Each record must be retyped in full. No character may differ.

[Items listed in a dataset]
——

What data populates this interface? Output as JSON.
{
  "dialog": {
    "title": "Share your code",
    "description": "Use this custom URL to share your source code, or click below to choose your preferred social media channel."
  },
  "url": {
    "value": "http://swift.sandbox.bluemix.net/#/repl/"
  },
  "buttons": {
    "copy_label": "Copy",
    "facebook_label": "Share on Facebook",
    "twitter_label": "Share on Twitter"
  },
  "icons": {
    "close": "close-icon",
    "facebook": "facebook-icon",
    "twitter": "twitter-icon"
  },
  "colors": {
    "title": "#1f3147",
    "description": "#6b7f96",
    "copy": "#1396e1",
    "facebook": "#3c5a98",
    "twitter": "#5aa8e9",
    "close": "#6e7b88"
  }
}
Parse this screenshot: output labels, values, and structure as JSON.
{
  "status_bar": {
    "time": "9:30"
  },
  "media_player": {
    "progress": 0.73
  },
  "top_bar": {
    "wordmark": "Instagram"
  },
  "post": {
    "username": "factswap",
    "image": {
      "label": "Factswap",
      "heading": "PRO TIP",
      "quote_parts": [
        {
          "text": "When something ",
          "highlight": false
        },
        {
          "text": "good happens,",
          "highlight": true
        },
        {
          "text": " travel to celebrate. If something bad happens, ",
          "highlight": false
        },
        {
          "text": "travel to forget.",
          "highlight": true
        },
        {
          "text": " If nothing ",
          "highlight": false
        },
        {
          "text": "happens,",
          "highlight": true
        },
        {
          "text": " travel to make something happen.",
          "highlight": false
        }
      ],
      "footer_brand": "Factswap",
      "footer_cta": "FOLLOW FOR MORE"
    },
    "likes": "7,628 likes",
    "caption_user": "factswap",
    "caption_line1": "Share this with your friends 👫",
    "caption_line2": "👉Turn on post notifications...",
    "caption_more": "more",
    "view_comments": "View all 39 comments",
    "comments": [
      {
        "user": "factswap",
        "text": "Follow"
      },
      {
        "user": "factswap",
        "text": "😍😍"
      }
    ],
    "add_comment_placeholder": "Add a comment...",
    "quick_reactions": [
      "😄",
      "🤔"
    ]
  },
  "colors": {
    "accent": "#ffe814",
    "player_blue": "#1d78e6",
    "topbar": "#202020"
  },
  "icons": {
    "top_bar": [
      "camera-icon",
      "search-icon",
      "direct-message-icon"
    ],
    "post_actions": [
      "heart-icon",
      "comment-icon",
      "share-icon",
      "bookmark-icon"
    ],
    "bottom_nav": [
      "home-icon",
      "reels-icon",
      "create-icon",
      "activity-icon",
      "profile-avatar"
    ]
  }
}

——

▶ [WRITTEN REPLY]
What data populates this interface? Output as JSON.
{
  "dialog": {
    "title": "Share your code",
    "description": "Use this custom URL to share your source code, or click below to choose your preferred social media channel."
  },
  "url": {
    "value": "http://swift.sandbox.bluemix.net/#/repl/"
  },
  "buttons": {
    "copy_label": "Copy",
    "facebook_label": "Share on Facebook",
    "twitter_label": "Share on Twitter"
  },
  "icons": {
    "close": "close-icon",
    "facebook": "facebook-icon",
    "twitter": "twitter-icon"
  },
  "colors": {
    "title": "#1f3147",
    "description": "#6b7f96",
    "copy": "#1396e1",
    "facebook": "#3c5a98",
    "twitter": "#5aa8e9",
    "close": "#6e7b88"
  }
}
Parse this screenshot: output labels, values, and structure as JSON.
{
  "status_bar": {
    "time": "9:30"
  },
  "media_player": {
    "progress": 0.73
  },
  "top_bar": {
    "wordmark": "Instagram"
  },
  "post": {
    "username": "factswap",
    "image": {
      "label": "Factswap",
      "heading": "PRO TIP",
      "quote_parts": [
        {
          "text": "When something ",
          "highlight": false
        },
        {
          "text": "good happens,",
          "highlight": true
        },
        {
          "text": " travel to celebrate. If something bad happens, ",
          "highlight": false
        },
        {
          "text": "travel to forget.",
          "highlight": true
        },
        {
          "text": " If nothing ",
          "highlight": false
        },
        {
          "text": "happens,",
          "highlight": true
        },
        {
          "text": " travel to make something happen.",
          "highlight": false
        }
      ],
      "footer_brand": "Factswap",
      "footer_cta": "FOLLOW FOR MORE"
    },
    "likes": "7,628 likes",
    "caption_user": "factswap",
    "caption_line1": "Share this with your friends 👫",
    "caption_line2": "👉Turn on post notifications...",
    "caption_more": "more",
    "view_comments": "View all 39 comments",
    "comments": [
      {
        "user": "factswap",
        "text": "Follow"
      },
      {
        "user": "factswap",
        "text": "😍😍"
      }
    ],
    "add_comment_placeholder": "Add a comment...",
    "quick_reactions": [
      "😄",
      "🤔"
    ]
  },
  "colors": {
    "accent": "#ffe814",
    "player_blue": "#1d78e6",
    "topbar": "#202020"
  },
  "icons": {
    "top_bar": [
      "camera-icon",
      "search-icon",
      "direct-message-icon"
    ],
    "post_actions": [
      "heart-icon",
      "comment-icon",
      "share-icon",
      "bookmark-icon"
    ],
    "bottom_nav": [
      "home-icon",
      "reels-icon",
      "create-icon",
      "activity-icon",
      "profile-avatar"
    ]
  }
}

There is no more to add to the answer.